§ Requirements: Keep only the lines of the listing that include the word "question", and copy them.

Stored data entries
──────────
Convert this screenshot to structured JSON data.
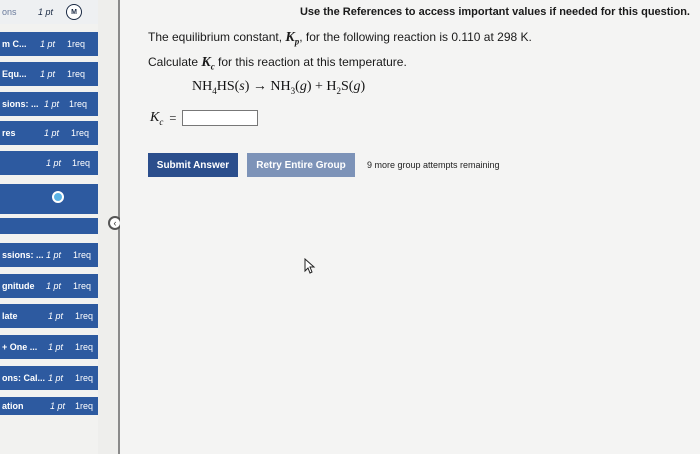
{
  "sidebar": {
    "items": [
      {
        "label": "ons",
        "points": "1 pt",
        "status": "M"
      },
      {
        "label": "m C...",
        "points": "1 pt",
        "status": "1req"
      },
      {
        "label": "Equ...",
        "points": "1 pt",
        "status": "1req"
      },
      {
        "label": "sions: ...",
        "points": "1 pt",
        "status": "1req"
      },
      {
        "label": "res",
        "points": "1 pt",
        "status": "1req"
      },
      {
        "label": "",
        "points": "1 pt",
        "status": "1req"
      },
      {
        "label": "ssions: ...",
        "points": "1 pt",
        "status": "1req"
      },
      {
        "label": "gnitude",
        "points": "1 pt",
        "status": "1req"
      },
      {
        "label": "late",
        "points": "1 pt",
        "status": "1req"
      },
      {
        "label": "+ One ...",
        "points": "1 pt",
        "status": "1req"
      },
      {
        "label": "ons: Cal...",
        "points": "1 pt",
        "status": "1req"
      },
      {
        "label": "ation",
        "points": "1 pt",
        "status": "1req"
      }
    ]
  },
  "question": {
    "references_note": "Use the References to access important values if needed for this question.",
    "line1_pre": "The equilibrium constant, ",
    "line1_sym": "K",
    "line1_sub": "p",
    "line1_post": ", for the following reaction is 0.110 at 298 K.",
    "line2_pre": "Calculate ",
    "line2_sym": "K",
    "line2_sub": "c",
    "line2_post": " for this reaction at this temperature.",
    "reaction": {
      "r1": "NH",
      "r1_sub": "4",
      "r2": "HS(",
      "r2_state": "s",
      "r2_close": ")",
      "arrow": " → ",
      "p1": "NH",
      "p1_sub": "3",
      "p1_open": "(",
      "p1_state": "g",
      "p1_close": ") + H",
      "p2_sub": "2",
      "p2": "S(",
      "p2_state": "g",
      "p2_close": ")"
    },
    "answer_label": "K",
    "answer_sub": "c",
    "answer_eq": "=",
    "answer_value": ""
  },
  "buttons": {
    "submit": "Submit Answer",
    "retry": "Retry Entire Group"
  },
  "attempts_text": "9 more group attempts remaining",
  "colors": {
    "sidebar_active": "#2d5aa0",
    "submit_bg": "#2b4e8c",
    "retry_bg": "#7d93b8"
  }
}
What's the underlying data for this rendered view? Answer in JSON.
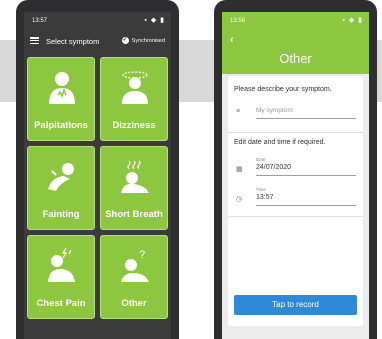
──────────
§ Result of this task:
  "question": {
    "references_note": "Use the References to access important values if needed for this question.",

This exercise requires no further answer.